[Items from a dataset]
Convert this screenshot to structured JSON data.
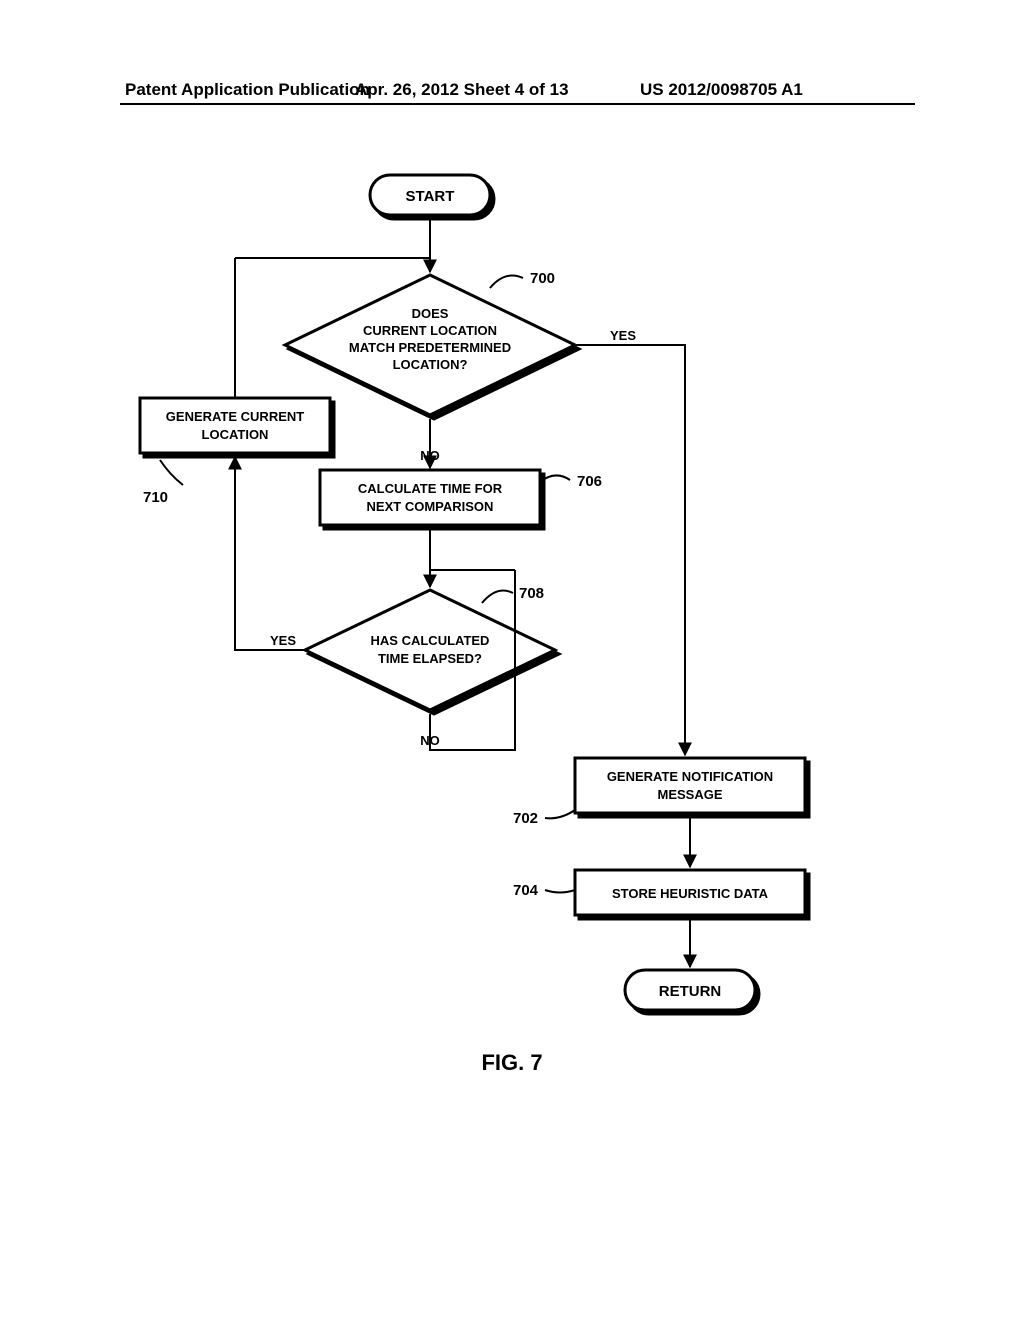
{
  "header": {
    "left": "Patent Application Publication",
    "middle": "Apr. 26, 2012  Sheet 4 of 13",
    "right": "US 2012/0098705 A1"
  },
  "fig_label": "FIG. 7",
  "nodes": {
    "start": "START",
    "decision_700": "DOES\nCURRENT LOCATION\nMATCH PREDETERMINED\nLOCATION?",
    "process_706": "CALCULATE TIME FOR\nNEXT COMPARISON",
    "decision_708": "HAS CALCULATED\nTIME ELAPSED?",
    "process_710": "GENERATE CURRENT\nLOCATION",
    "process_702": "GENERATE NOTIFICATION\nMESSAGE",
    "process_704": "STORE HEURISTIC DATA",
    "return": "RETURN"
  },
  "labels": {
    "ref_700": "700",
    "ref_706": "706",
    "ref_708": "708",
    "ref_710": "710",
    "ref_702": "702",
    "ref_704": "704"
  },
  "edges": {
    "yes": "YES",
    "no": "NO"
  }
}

==

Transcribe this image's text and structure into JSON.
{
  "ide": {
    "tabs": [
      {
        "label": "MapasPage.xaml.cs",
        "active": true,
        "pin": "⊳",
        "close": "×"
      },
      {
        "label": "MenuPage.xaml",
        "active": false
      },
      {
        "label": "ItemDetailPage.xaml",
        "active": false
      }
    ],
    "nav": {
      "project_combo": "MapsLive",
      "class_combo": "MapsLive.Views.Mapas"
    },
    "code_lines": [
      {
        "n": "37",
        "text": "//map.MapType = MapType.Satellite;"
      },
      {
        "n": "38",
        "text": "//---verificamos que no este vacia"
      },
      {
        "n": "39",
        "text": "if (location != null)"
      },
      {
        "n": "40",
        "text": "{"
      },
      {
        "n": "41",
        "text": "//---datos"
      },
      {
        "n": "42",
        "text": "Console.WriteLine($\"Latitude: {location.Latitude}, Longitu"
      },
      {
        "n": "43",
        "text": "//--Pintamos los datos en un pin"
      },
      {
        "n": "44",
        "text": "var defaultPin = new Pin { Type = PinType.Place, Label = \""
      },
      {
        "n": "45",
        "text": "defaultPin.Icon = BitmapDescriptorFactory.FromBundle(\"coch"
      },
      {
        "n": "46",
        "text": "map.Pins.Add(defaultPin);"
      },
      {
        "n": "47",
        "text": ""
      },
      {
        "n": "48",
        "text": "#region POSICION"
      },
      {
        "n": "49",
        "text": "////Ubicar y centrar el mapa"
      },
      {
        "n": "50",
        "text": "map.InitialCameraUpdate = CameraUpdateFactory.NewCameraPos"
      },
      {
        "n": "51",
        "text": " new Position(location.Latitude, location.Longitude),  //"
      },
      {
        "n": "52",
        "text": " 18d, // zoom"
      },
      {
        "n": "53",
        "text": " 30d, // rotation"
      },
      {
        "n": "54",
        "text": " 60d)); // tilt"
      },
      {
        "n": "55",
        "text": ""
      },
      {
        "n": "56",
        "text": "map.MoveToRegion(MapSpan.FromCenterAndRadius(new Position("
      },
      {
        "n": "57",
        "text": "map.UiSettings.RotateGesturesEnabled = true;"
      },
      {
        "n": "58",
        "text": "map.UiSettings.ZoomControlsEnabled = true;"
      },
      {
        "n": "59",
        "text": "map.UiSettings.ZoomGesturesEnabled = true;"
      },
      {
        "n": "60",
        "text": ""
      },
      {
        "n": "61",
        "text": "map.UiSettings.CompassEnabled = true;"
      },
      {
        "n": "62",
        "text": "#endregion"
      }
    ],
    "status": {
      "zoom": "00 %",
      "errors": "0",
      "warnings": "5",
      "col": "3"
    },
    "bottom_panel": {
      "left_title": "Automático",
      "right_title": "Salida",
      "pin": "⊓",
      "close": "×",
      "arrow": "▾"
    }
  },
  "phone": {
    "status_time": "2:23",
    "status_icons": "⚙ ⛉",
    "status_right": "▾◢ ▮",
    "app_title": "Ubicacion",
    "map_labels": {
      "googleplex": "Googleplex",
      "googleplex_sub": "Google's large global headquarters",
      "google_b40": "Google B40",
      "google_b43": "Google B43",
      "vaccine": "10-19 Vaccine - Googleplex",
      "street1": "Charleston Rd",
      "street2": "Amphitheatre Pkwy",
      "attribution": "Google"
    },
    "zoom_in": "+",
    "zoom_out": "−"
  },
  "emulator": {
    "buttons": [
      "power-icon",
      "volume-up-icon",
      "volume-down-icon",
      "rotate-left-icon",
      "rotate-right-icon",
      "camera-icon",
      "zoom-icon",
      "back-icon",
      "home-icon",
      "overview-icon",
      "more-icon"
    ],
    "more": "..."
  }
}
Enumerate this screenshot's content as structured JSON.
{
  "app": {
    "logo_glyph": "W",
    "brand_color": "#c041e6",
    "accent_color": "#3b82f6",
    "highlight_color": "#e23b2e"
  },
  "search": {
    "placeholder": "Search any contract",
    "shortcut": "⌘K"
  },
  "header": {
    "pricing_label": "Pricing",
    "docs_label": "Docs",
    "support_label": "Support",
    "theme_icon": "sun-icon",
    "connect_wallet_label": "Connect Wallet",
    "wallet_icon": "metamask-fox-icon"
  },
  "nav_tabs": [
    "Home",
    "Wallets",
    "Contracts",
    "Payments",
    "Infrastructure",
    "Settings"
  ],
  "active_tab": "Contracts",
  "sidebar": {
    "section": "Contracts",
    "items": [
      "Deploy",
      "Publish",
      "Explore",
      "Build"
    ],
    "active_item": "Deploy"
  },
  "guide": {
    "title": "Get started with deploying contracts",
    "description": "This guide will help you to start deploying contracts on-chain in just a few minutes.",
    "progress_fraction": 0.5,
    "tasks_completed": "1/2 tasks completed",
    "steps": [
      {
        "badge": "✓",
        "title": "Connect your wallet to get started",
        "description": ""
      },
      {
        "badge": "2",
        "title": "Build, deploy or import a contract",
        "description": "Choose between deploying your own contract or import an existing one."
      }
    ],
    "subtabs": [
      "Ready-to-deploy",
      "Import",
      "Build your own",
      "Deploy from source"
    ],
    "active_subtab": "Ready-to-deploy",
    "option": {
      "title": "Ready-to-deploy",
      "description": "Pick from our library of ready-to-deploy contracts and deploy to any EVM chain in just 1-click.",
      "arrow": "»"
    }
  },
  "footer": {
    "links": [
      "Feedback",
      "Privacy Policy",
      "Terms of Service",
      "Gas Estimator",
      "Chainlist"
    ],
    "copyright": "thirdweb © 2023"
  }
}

Goal:
What is the number of lines containing "screenshot"? Give that number only.

Finished exercise:
2